--- 原文 ---

一、本日二月定例議会が開会され、〇五年度一般会計予算をはじめ、京北町との合併関連も含め過去最高となる二〇四議案が上程されました。市長は三期目・二年目の予算を「マニフェスト実行予算」と位置づけましたが、その内容は赤ちゃんからお年寄りまで負担増のオンパレードです。敬老乗車証の無料制度廃止、保育料・国民健康保険料の値上げなどにみられるように、福祉の後退は明らかです。同時に、「戦略的予算編成システム」二年目の予算を「安定的で持続可能な財政の確立にむけて大きな一歩」と自画自賛するものの、初めて実施した公債償還基金からの五九億円の借り入れを行っても、なお八二六億円を超える市債(借金)を発行するという借金頼みは相変わらずです。その一方、新たな負担増が明らかとなった市内高速道路建設や安全性が未確立な焼却灰溶融炉建設は強行し、返済不要の進路支援事業など同和特別扱いも継続されています。年度末の市債残高は一兆九百二十八億円と過去最高を更新し、持続可能どころか、財政をさらに破たんに導くものとなっています。

--- 提供情報 ---

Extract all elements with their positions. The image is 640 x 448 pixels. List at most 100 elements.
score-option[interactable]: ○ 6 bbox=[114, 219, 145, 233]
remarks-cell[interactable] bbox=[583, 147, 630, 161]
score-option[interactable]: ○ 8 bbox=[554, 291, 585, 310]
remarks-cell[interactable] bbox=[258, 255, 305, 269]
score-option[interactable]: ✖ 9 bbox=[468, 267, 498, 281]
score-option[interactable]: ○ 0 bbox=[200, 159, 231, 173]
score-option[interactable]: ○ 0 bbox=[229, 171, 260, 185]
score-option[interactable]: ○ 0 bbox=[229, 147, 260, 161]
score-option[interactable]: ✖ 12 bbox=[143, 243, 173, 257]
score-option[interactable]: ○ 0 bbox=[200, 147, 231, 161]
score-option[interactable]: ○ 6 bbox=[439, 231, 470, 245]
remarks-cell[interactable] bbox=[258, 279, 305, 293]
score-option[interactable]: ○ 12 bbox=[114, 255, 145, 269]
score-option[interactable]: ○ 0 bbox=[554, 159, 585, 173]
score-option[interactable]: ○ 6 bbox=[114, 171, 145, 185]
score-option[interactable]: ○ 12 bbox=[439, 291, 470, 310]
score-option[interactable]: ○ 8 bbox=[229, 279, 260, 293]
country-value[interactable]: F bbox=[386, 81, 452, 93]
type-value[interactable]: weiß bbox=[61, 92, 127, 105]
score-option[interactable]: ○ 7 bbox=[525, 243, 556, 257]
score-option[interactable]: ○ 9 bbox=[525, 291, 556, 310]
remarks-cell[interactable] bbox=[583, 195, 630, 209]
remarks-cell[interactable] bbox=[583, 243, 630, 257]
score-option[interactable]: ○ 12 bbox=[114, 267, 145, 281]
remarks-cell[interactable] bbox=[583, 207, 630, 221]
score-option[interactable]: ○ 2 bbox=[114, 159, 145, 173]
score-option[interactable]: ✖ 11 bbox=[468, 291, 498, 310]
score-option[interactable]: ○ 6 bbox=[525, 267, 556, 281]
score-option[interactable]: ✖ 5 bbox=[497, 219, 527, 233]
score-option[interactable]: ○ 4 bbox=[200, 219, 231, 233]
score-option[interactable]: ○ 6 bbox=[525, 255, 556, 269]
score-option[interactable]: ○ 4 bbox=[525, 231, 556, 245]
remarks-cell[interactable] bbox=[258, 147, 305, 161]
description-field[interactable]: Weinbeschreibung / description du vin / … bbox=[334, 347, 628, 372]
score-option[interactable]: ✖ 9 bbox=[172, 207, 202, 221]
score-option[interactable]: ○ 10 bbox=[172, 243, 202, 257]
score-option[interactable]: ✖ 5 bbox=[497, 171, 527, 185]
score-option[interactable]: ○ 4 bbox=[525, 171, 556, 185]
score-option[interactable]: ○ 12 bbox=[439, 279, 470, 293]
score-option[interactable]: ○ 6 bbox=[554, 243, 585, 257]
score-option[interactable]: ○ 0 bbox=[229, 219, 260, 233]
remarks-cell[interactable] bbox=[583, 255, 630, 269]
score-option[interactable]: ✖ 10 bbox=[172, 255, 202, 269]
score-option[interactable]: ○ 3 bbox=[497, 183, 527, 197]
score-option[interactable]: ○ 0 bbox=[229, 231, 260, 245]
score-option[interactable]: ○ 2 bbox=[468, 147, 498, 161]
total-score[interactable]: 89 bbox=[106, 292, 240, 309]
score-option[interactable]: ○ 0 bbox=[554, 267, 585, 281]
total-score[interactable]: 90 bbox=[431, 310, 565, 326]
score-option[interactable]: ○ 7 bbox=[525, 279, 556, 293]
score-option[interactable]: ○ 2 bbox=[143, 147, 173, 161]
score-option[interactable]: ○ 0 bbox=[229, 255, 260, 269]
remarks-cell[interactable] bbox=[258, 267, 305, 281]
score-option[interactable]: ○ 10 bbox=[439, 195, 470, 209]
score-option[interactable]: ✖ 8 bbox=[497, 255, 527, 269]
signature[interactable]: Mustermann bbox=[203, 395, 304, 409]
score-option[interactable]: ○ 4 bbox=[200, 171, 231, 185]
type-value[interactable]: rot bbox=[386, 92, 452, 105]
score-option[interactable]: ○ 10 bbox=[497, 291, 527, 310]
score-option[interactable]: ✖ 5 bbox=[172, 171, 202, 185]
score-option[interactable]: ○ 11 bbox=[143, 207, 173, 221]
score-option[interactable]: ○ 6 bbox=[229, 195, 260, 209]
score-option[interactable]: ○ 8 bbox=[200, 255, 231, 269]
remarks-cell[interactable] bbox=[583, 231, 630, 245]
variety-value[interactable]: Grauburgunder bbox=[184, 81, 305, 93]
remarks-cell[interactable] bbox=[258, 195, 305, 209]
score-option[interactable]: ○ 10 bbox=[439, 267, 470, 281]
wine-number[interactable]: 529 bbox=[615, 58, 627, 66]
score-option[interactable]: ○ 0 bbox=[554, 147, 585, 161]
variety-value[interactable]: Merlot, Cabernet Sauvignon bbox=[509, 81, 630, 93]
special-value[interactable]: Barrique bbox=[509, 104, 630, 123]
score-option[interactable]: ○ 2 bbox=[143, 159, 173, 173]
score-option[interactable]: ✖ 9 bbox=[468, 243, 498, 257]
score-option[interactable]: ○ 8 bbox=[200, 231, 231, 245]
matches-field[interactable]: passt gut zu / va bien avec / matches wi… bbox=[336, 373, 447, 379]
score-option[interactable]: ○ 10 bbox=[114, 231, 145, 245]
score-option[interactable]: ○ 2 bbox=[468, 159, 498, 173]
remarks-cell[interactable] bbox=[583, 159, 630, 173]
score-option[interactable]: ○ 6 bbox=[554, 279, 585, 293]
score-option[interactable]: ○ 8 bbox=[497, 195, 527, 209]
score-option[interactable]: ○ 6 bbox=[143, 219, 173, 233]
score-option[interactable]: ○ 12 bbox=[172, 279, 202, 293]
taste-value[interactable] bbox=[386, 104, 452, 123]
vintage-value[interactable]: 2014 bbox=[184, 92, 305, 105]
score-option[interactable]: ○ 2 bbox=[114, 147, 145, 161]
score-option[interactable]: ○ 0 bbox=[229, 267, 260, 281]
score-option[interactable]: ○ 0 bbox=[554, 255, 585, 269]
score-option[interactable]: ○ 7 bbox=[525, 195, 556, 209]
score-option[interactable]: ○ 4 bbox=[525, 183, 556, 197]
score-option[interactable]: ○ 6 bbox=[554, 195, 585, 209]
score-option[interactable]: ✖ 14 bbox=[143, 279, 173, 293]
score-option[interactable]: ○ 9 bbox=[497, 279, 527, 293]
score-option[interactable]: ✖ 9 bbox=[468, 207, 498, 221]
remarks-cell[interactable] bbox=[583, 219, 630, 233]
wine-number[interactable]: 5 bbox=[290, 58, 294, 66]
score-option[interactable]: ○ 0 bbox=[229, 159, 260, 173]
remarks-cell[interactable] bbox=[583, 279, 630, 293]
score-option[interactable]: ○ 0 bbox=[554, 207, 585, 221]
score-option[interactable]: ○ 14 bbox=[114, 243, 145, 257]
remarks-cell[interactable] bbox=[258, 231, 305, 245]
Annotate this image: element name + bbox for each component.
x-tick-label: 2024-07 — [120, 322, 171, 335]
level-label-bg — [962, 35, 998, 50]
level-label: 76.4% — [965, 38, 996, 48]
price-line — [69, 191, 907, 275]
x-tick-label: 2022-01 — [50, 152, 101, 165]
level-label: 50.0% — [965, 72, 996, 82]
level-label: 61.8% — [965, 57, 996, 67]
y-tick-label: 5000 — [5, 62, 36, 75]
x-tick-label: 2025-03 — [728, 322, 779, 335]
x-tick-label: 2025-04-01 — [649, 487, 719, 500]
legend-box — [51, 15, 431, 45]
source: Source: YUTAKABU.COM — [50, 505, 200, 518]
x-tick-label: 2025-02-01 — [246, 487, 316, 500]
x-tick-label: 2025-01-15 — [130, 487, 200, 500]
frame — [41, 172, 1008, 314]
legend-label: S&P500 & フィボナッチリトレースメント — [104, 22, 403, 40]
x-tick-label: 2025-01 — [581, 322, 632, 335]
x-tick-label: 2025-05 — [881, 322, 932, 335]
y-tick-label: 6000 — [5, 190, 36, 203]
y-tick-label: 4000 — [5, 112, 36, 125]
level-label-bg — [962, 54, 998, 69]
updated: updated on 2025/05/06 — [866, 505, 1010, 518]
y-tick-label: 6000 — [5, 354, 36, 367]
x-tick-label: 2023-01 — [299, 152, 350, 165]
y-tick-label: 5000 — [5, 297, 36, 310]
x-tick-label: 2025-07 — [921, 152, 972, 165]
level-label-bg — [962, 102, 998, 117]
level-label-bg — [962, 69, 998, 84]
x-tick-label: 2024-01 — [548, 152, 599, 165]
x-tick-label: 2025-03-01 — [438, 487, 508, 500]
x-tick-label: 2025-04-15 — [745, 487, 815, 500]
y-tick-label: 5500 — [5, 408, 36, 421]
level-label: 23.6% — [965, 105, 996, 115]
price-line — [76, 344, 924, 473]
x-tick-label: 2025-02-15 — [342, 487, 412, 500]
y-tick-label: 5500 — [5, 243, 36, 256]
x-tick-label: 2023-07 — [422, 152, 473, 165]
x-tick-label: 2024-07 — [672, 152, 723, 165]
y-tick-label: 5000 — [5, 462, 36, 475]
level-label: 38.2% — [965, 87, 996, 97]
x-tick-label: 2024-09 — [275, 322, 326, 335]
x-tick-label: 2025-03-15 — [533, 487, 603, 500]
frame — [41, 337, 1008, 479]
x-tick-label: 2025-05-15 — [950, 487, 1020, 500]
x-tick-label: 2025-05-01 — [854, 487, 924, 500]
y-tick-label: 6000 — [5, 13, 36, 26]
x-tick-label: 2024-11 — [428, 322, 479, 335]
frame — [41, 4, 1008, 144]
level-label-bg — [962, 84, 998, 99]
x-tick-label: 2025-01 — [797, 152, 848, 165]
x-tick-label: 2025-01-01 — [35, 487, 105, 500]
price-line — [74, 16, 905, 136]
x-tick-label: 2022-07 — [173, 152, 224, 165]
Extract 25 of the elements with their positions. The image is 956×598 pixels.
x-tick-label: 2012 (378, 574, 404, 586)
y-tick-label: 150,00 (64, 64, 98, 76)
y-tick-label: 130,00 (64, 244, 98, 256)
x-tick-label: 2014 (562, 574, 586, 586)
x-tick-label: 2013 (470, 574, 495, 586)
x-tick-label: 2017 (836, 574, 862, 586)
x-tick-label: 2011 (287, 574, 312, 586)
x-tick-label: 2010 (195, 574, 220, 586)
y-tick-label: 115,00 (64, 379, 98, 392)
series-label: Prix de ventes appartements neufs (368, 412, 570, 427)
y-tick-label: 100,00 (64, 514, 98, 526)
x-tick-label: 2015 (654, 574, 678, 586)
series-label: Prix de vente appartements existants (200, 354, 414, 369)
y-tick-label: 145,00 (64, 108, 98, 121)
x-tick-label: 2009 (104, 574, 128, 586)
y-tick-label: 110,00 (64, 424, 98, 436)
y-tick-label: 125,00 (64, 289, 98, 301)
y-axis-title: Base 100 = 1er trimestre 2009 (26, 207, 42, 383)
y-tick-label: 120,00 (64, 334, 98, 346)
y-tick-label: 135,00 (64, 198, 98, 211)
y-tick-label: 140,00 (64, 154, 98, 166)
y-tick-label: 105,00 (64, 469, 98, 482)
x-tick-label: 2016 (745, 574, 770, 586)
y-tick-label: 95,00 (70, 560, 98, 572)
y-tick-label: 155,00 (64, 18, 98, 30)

---

_作業指示:_
(a) 予算に関する本文から、円で示された金額を登場順にすべて書き出してください。
(b) 予算に関する本文の「一、本日二月定例議会が開会さ」から「んに導くものとなっています。」までを、「オンパレード」を「連続」に言い換えて書き直してください。
(c) 予算に関する本文の次の一文を英語に訳してください。「年度末の市債残高は一兆九百二十八億円と過去最高を更新し、持続可能どころか、財政をさらに破たんに導くものとなっています。」
資料はこの作業には使いません。

_項目別解答:_
(a)
五九億円
八二六億円
一兆九百二十八億円

(b)
一、本日二月定例議会が開会され、〇五年度一般会計予算をはじめ、京北町との合併関連も含め過去最高となる二〇四議案が上程されました。市長は三期目・二年目の予算を「マニフェスト実行予算」と位置づけましたが、その内容は赤ちゃんからお年寄りまで負担増の連続です。敬老乗車証の無料制度廃止、保育料・国民健康保険料の値上げなどにみられるように、福祉の後退は明らかです。同時に、「戦略的予算編成システム」二年目の予算を「安定的で持続可能な財政の確立にむけて大きな一歩」と自画自賛するものの、初めて実施した公債償還基金からの五九億円の借り入れを行っても、なお八二六億円を超える市債(借金)を発行するという借金頼みは相変わらずです。その一方、新たな負担増が明らかとなった市内高速道路建設や安全性が未確立な焼却灰溶融炉建設は強行し、返済不要の進路支援事業など同和特別扱いも継続されています。年度末の市債残高は一兆九百二十八億円と過去最高を更新し、持続可能どころか、財政をさらに破たんに導くものとなっています。

(c) The year-end balance of municipal bonds sets a new record high of 1,092.8 billion yen, and far from being sustainable, it is leading the finances even further toward collapse.